* Start Extracted records *
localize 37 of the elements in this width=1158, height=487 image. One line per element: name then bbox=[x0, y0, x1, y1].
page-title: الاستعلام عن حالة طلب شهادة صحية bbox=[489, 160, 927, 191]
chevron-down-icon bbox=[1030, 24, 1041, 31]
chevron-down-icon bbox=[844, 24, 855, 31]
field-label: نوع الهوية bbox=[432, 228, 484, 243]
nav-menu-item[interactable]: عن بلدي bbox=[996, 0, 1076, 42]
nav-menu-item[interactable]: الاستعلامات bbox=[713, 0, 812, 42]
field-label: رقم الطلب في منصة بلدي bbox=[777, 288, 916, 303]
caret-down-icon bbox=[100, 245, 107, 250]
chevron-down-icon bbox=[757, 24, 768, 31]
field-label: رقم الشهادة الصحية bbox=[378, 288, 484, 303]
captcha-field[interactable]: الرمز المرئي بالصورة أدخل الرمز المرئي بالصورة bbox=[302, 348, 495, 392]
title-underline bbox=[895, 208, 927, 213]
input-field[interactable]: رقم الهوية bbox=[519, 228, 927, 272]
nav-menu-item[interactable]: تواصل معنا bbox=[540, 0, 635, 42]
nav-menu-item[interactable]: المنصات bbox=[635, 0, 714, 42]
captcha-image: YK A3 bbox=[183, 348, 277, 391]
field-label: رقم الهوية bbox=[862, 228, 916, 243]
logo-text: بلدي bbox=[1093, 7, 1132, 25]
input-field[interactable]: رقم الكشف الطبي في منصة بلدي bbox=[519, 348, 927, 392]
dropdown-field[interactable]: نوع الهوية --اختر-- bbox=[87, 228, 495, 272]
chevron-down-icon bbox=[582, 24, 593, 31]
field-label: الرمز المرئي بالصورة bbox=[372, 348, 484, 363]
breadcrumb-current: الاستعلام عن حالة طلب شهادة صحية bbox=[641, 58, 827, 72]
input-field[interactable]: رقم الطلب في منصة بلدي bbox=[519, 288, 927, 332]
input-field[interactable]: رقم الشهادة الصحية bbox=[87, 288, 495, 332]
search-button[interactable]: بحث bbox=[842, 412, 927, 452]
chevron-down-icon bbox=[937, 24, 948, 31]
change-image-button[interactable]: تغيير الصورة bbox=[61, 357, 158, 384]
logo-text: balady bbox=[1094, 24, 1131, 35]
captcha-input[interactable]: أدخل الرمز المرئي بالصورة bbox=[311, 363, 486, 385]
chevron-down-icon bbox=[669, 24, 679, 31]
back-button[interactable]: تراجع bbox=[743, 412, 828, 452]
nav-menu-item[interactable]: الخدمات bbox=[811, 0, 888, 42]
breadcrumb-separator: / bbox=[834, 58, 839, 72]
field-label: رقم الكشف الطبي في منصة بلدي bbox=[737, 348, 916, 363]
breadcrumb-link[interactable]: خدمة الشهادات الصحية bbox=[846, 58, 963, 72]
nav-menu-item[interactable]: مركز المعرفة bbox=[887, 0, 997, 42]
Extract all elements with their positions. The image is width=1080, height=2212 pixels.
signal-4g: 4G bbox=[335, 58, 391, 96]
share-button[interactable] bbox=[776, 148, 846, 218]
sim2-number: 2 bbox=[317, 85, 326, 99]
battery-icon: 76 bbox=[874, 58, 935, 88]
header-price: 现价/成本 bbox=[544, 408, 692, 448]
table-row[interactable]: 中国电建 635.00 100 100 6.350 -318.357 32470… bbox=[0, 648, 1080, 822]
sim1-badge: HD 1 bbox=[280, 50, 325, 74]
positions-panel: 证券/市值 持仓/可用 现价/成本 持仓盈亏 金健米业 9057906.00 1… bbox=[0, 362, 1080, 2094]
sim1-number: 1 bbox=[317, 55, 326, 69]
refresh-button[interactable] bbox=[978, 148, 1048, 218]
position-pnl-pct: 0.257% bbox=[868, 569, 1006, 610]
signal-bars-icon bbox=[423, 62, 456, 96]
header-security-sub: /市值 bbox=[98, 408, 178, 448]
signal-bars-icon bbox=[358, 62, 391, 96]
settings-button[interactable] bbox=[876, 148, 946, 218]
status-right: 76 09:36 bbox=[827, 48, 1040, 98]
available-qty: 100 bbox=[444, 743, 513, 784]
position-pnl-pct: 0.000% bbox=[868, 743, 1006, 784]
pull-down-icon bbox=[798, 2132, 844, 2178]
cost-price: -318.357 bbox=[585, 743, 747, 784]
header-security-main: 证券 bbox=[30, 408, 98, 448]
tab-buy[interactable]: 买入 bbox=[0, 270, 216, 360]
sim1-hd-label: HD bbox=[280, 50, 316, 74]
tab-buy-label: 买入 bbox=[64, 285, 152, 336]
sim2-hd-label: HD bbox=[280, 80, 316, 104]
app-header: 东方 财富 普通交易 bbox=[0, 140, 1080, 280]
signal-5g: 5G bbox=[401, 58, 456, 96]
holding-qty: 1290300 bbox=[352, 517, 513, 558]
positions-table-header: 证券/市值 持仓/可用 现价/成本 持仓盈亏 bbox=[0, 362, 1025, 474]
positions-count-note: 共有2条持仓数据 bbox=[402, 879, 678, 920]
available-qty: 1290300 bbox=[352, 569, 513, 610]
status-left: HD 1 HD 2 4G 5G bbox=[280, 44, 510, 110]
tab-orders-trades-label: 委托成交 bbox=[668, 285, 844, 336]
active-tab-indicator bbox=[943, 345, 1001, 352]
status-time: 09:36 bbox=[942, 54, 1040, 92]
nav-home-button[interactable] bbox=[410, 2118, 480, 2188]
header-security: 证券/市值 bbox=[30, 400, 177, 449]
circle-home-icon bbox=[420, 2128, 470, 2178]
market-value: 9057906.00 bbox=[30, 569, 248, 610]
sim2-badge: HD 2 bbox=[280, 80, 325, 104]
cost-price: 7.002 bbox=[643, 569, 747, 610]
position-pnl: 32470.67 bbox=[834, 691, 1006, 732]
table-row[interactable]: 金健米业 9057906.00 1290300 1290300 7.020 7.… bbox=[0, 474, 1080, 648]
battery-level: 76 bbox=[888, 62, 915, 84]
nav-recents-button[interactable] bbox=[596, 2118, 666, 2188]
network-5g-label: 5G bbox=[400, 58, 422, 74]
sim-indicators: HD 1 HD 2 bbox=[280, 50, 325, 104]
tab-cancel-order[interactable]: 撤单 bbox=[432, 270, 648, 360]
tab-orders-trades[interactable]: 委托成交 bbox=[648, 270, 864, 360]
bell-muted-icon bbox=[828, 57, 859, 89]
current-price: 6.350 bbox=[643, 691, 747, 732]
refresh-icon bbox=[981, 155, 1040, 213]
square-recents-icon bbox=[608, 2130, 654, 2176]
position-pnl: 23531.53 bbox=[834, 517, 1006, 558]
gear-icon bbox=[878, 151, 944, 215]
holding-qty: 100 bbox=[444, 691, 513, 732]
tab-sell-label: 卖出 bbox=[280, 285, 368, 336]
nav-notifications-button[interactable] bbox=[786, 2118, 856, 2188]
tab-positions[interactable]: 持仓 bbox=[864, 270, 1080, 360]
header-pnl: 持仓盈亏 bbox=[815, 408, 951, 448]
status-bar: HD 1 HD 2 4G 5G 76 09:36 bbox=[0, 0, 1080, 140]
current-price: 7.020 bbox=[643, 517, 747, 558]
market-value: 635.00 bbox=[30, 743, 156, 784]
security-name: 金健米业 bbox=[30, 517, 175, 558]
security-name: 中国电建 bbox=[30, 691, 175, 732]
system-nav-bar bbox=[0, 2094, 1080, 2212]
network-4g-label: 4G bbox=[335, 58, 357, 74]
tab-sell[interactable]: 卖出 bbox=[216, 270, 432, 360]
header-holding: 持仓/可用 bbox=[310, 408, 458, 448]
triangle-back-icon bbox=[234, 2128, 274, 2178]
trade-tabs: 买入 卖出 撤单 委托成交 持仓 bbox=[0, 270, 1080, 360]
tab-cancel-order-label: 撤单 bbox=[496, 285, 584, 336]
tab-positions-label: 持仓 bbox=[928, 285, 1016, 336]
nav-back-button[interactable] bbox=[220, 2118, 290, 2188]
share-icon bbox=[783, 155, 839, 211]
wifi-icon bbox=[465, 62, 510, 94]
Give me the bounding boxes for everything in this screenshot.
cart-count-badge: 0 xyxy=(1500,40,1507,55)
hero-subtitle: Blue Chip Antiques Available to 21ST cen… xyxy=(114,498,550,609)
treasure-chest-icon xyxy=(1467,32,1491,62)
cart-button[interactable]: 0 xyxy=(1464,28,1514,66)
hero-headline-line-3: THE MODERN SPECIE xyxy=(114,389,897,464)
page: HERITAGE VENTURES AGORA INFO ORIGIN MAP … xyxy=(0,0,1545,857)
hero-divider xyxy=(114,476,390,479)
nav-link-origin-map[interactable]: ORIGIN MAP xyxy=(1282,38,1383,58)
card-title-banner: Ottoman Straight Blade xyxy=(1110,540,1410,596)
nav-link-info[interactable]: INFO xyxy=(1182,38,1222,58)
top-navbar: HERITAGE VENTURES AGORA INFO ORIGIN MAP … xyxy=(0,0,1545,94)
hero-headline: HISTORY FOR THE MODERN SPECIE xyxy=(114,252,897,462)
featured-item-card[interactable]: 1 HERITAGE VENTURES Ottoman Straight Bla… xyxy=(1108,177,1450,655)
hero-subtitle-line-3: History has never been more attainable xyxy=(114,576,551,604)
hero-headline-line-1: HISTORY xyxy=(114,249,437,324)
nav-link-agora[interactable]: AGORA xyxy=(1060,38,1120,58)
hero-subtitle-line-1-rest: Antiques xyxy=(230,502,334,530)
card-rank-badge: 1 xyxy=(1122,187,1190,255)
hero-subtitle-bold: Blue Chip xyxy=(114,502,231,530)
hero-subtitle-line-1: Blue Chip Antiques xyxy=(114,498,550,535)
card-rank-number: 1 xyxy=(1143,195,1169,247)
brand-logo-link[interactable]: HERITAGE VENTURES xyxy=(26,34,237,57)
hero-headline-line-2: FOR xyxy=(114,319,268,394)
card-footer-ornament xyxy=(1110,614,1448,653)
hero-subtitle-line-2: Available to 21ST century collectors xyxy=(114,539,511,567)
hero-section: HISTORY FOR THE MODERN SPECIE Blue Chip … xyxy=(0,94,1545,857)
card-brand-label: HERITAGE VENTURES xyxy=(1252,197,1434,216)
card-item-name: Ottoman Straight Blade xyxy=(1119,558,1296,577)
* End Extracted records *
• [To be done]: Find every line in the items above that contains the string "bars", and copy each of those lines.

• [Response below]:
signal-bars-icon bbox=[423, 62, 456, 96]
signal-bars-icon bbox=[358, 62, 391, 96]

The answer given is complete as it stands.